→ Goal
Output all lines exactly, with nothing added or dropped.
----- Supplied entries -----
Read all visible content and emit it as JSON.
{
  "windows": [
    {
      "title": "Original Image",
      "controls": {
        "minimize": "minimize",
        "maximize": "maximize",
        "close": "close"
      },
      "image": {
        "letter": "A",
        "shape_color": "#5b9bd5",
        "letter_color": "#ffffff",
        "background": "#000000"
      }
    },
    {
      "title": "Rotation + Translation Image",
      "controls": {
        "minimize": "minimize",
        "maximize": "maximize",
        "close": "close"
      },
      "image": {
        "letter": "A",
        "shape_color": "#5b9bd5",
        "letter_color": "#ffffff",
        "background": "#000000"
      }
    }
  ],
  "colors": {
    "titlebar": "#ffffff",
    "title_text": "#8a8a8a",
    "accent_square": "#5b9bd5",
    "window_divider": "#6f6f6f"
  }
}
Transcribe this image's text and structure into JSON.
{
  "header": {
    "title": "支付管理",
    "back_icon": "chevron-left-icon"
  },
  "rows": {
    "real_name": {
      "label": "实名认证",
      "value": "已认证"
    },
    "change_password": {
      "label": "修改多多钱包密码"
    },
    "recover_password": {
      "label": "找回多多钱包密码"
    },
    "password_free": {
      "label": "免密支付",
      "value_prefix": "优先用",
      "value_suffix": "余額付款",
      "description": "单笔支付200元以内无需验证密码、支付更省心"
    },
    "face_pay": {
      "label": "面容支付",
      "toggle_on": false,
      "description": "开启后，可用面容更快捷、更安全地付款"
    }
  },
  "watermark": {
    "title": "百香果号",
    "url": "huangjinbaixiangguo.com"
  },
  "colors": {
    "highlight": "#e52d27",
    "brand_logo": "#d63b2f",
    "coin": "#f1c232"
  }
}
-----
→ Exercise output
Read all visible content and emit it as JSON.
{
  "windows": [
    {
      "title": "Original Image",
      "controls": {
        "minimize": "minimize",
        "maximize": "maximize",
        "close": "close"
      },
      "image": {
        "letter": "A",
        "shape_color": "#5b9bd5",
        "letter_color": "#ffffff",
        "background": "#000000"
      }
    },
    {
      "title": "Rotation + Translation Image",
      "controls": {
        "minimize": "minimize",
        "maximize": "maximize",
        "close": "close"
      },
      "image": {
        "letter": "A",
        "shape_color": "#5b9bd5",
        "letter_color": "#ffffff",
        "background": "#000000"
      }
    }
  ],
  "colors": {
    "titlebar": "#ffffff",
    "title_text": "#8a8a8a",
    "accent_square": "#5b9bd5",
    "window_divider": "#6f6f6f"
  }
}
Transcribe this image's text and structure into JSON.
{
  "header": {
    "title": "支付管理",
    "back_icon": "chevron-left-icon"
  },
  "rows": {
    "real_name": {
      "label": "实名认证",
      "value": "已认证"
    },
    "change_password": {
      "label": "修改多多钱包密码"
    },
    "recover_password": {
      "label": "找回多多钱包密码"
    },
    "password_free": {
      "label": "免密支付",
      "value_prefix": "优先用",
      "value_suffix": "余額付款",
      "description": "单笔支付200元以内无需验证密码、支付更省心"
    },
    "face_pay": {
      "label": "面容支付",
      "toggle_on": false,
      "description": "开启后，可用面容更快捷、更安全地付款"
    }
  },
  "watermark": {
    "title": "百香果号",
    "url": "huangjinbaixiangguo.com"
  },
  "colors": {
    "highlight": "#e52d27",
    "brand_logo": "#d63b2f",
    "coin": "#f1c232"
  }
}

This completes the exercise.